::: Exercise materials :::
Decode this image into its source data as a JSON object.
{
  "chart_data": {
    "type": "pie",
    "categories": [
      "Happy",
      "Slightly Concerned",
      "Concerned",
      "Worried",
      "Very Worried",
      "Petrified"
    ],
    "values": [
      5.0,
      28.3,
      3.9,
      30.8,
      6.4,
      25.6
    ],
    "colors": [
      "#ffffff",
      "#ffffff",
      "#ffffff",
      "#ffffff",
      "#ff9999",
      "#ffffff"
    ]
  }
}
:::
::: Exercise materials :::
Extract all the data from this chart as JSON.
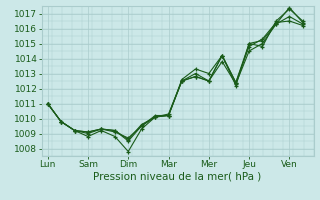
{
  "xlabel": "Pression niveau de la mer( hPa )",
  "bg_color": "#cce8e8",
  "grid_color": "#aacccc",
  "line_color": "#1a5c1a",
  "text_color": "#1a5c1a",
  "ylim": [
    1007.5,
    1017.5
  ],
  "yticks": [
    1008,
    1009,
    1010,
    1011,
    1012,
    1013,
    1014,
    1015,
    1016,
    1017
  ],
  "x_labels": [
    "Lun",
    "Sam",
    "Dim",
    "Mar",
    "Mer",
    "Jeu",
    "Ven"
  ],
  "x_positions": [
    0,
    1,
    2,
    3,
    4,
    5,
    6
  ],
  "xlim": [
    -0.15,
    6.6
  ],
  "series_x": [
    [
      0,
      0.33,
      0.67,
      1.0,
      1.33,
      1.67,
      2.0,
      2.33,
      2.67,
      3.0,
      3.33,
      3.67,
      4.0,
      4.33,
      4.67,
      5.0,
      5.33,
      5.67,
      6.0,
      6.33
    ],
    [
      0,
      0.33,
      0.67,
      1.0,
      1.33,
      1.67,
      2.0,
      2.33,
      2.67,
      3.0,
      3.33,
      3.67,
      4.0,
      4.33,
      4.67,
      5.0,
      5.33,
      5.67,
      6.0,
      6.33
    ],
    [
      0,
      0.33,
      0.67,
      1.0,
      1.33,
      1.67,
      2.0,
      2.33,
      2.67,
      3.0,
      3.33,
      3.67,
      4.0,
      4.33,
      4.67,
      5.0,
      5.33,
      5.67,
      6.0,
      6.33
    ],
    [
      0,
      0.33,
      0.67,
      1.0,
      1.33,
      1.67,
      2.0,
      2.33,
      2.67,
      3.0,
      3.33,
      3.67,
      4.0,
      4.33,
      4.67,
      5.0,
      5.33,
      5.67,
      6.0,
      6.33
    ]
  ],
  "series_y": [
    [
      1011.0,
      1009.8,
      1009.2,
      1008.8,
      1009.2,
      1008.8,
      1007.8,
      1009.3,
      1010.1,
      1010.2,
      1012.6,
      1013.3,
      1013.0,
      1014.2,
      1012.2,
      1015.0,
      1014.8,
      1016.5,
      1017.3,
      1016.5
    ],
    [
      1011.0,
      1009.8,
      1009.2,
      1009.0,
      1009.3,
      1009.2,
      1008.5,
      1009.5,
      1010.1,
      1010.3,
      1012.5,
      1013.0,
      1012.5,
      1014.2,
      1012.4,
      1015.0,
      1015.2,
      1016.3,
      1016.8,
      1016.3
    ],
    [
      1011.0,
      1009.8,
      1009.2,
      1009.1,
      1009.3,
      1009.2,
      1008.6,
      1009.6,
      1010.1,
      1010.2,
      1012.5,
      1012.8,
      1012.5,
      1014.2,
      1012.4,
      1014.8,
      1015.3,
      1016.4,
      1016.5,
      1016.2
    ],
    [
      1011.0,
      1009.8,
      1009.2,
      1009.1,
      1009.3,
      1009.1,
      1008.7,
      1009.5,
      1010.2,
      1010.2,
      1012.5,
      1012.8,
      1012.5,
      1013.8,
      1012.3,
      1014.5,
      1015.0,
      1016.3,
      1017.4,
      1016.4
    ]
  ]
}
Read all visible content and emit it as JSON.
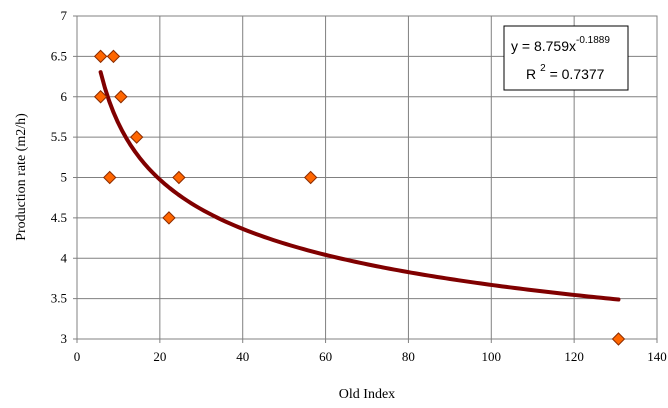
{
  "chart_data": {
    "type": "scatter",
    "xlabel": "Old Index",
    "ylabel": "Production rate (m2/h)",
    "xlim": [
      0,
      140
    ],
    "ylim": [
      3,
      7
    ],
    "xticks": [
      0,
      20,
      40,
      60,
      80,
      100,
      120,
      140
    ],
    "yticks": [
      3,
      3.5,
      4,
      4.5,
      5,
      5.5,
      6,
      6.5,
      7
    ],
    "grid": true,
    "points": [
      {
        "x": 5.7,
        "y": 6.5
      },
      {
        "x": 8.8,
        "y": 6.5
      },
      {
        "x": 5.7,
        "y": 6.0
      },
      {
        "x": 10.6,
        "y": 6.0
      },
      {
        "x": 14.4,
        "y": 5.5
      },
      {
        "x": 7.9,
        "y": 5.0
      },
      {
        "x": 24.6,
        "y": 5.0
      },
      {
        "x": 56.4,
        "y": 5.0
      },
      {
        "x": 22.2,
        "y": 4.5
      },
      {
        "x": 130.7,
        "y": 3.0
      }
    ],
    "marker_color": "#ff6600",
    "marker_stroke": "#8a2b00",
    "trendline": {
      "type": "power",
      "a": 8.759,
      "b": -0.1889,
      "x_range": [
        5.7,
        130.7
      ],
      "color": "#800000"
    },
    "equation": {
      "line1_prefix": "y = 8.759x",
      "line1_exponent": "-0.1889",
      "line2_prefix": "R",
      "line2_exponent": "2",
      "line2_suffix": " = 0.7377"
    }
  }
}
:::
::: Exercise materials :::
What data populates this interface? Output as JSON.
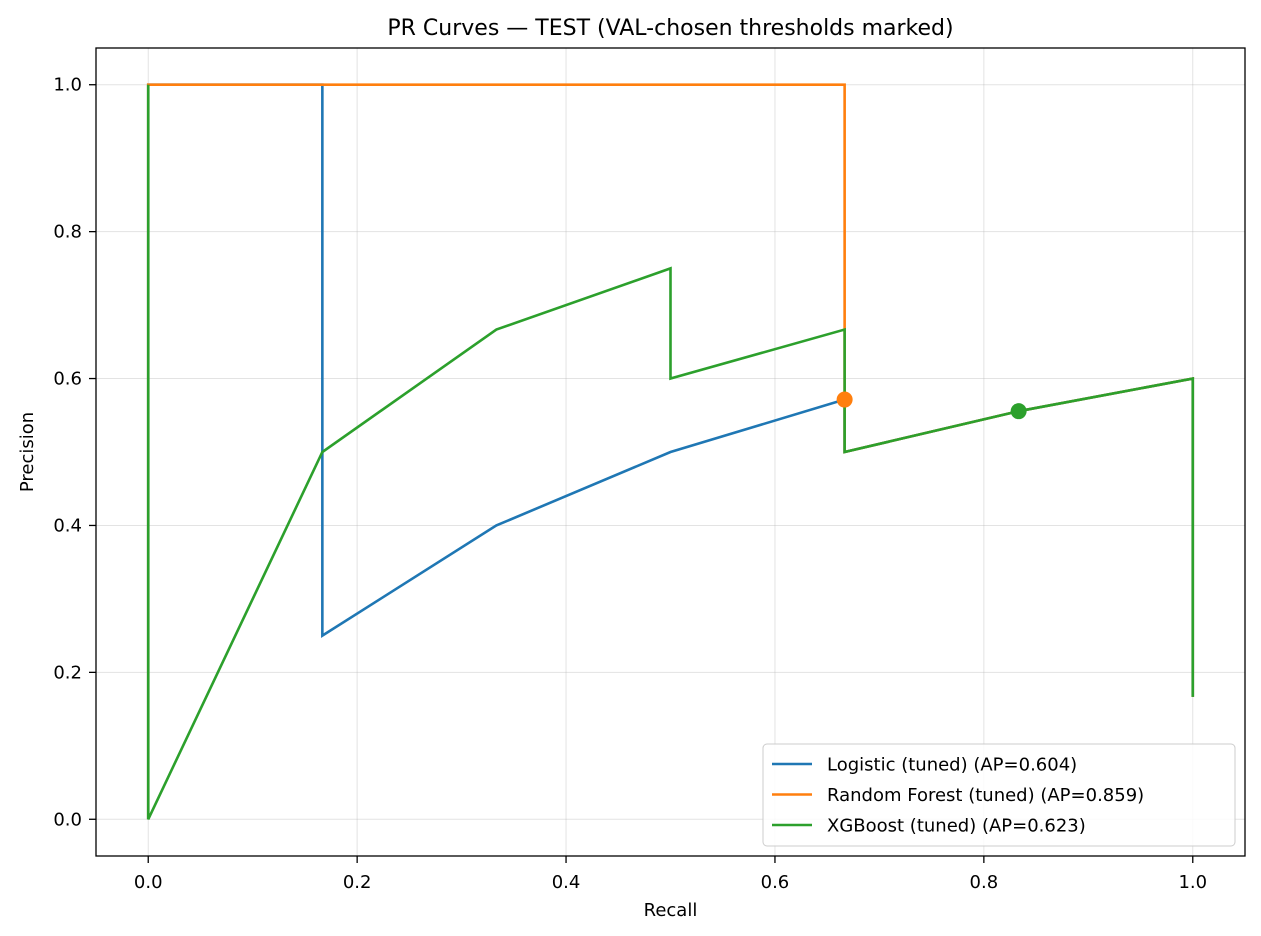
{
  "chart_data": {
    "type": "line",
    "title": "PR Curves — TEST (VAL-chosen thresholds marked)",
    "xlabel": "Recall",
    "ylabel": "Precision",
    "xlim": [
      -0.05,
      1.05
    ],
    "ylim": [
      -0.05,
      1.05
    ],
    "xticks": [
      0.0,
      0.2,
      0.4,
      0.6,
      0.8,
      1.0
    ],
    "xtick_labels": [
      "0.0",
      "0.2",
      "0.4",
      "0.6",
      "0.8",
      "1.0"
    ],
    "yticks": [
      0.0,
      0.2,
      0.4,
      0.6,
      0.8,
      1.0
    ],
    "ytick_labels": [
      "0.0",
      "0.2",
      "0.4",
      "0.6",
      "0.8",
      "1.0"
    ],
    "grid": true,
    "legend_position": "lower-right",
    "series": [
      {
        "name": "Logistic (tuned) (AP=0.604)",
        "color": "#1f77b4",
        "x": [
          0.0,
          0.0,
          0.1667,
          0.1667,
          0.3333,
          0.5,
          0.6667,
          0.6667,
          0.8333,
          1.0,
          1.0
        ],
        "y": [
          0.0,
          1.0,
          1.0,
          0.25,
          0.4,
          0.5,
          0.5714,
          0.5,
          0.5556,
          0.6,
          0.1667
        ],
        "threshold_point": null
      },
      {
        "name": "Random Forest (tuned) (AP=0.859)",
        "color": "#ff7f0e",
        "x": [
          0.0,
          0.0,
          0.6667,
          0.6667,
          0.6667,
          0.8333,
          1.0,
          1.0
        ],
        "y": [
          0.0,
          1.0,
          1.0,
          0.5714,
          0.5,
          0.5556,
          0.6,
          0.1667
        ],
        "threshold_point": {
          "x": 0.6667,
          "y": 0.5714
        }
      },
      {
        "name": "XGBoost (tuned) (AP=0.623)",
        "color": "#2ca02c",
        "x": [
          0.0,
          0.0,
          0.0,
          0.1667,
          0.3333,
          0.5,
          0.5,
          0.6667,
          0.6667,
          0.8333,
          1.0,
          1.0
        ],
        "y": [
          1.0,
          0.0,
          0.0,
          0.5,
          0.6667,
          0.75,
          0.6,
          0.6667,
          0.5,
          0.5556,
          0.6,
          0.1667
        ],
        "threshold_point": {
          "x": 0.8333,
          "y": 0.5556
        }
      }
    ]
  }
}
:::
Pick out each line above that includes "ylabel" and show it.

    "ylabel": "Production rate (m2/h)",
    "ylabel": "Precision",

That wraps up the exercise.